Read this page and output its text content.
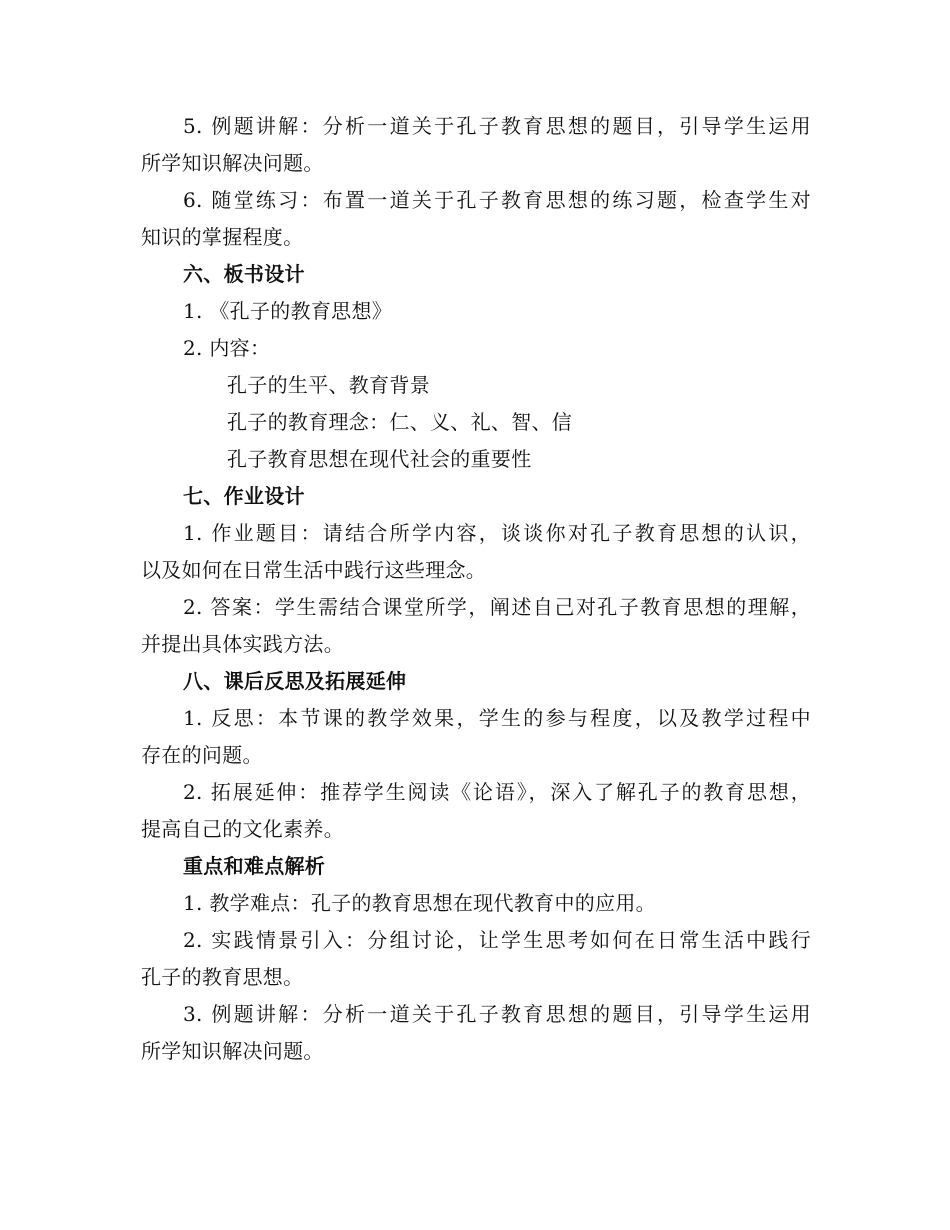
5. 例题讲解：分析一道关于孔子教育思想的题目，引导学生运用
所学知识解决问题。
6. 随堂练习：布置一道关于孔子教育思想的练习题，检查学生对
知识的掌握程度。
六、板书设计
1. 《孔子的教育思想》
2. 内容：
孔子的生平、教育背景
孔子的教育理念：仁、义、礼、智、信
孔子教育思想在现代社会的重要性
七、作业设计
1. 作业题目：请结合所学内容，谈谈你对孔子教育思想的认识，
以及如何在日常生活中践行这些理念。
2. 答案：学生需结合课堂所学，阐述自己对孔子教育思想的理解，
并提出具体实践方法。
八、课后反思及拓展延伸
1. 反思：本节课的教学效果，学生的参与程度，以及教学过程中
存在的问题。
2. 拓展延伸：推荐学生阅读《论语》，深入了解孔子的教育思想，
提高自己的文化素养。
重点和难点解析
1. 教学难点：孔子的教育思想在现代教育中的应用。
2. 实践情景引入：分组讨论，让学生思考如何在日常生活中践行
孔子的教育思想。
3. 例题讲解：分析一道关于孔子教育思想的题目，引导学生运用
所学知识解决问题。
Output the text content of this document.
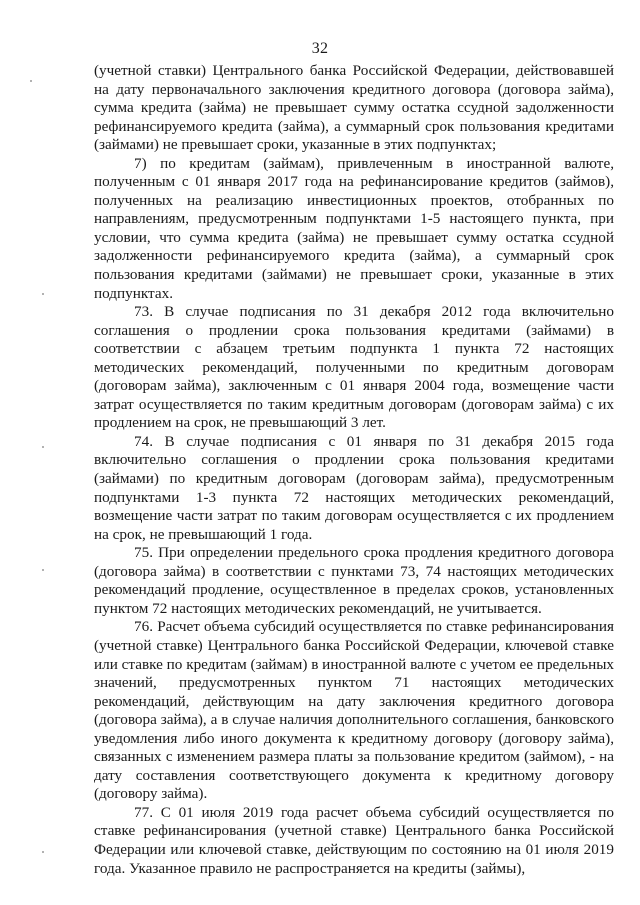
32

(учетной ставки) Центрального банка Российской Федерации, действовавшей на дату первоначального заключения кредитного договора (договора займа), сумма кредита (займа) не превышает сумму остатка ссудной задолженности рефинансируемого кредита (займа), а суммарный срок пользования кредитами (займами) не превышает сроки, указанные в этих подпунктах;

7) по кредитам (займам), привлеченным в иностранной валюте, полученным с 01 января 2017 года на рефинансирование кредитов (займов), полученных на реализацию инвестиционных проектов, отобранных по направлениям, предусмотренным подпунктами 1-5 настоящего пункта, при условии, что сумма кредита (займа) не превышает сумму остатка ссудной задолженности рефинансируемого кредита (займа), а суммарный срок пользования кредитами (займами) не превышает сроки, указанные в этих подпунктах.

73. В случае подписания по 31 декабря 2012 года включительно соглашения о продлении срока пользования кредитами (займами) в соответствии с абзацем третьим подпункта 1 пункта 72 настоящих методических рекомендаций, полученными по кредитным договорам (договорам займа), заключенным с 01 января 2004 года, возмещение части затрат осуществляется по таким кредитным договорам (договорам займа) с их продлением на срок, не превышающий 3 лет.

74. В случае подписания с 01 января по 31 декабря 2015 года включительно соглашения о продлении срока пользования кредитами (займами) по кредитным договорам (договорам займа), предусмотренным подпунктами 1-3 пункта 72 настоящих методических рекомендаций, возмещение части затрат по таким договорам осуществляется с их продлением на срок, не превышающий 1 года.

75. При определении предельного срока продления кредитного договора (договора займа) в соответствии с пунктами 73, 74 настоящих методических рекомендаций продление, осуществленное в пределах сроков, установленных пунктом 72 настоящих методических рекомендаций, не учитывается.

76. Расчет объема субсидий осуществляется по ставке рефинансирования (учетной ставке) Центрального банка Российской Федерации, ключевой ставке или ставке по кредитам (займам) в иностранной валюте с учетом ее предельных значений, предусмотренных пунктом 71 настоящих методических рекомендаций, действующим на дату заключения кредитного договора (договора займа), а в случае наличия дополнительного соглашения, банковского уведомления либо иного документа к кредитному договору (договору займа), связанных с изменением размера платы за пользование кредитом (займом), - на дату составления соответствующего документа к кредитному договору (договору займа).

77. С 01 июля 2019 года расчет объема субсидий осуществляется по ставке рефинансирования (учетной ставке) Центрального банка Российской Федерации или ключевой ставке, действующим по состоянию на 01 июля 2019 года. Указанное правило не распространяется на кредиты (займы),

------------------------

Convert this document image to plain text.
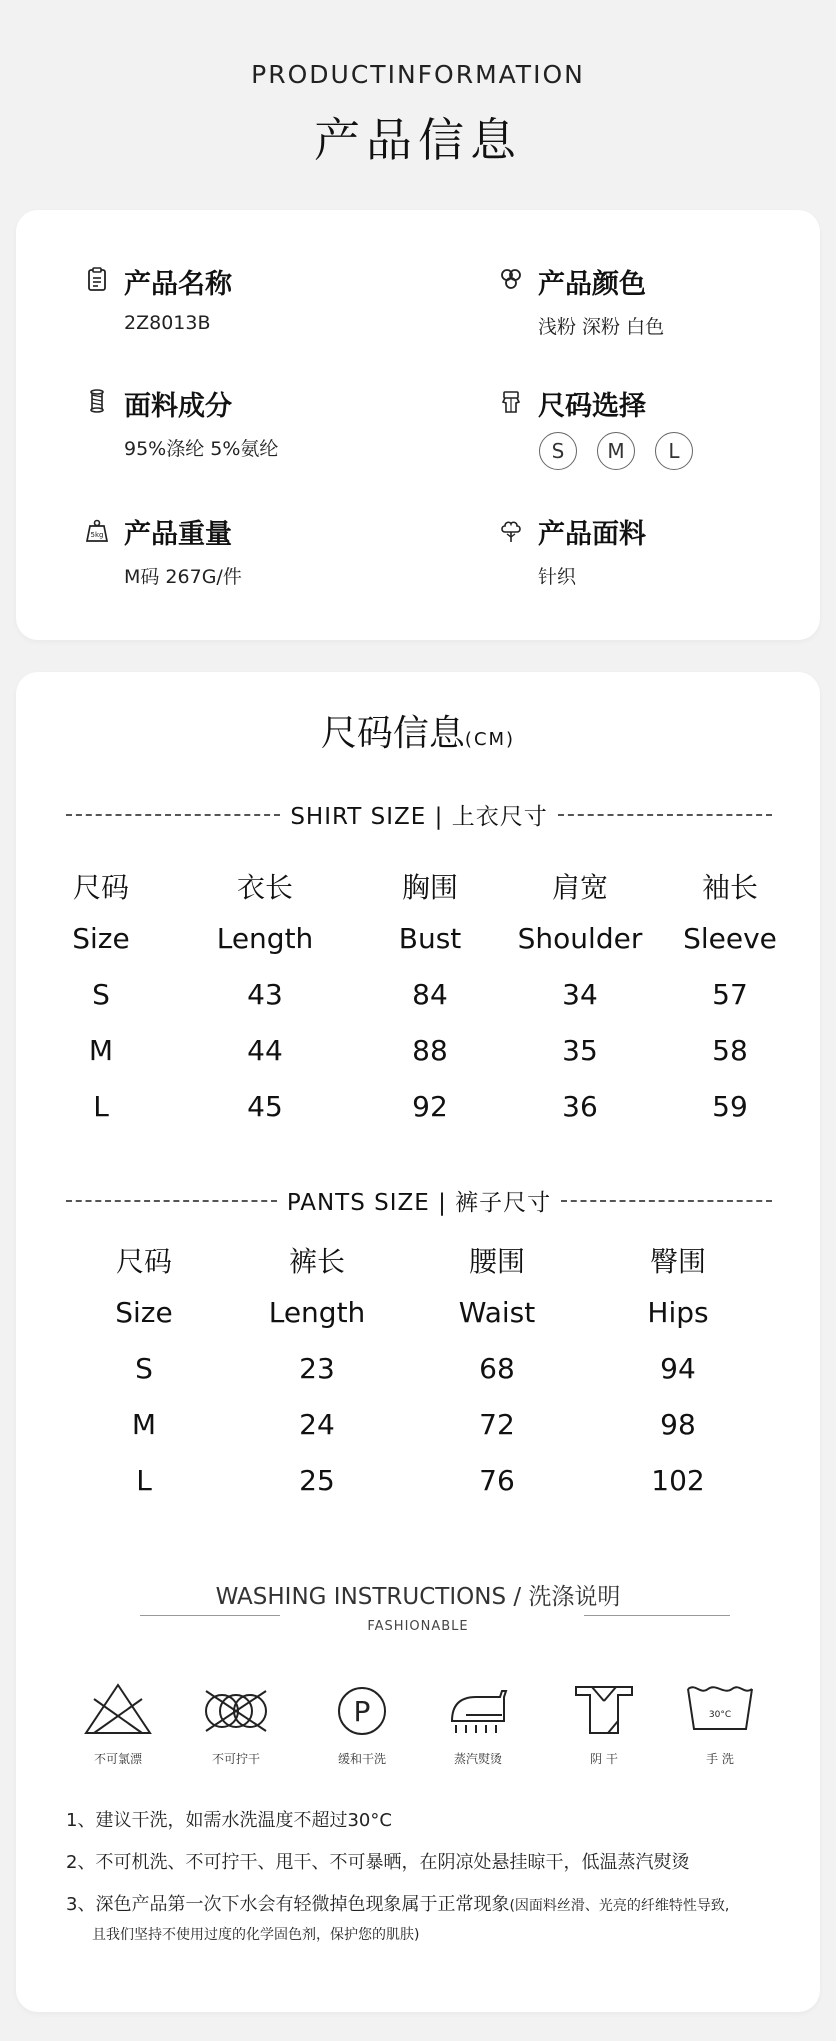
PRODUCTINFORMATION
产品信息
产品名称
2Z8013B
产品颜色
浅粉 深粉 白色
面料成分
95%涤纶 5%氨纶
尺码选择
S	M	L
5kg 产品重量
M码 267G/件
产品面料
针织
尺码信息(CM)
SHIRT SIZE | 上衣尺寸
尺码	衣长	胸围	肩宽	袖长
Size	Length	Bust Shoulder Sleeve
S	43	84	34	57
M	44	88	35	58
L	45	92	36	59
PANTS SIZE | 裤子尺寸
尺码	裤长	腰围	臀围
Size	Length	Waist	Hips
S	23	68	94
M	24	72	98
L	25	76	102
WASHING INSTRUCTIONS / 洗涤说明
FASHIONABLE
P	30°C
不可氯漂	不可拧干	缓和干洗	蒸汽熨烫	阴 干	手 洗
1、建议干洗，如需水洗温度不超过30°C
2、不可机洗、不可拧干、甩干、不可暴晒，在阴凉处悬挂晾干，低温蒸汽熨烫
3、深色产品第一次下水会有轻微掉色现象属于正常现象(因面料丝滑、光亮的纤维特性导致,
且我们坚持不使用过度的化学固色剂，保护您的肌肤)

------------------------

Of all the lines in the listing above, how many contain the word "кредитным"? Answer with the number alone.

Finished task: 2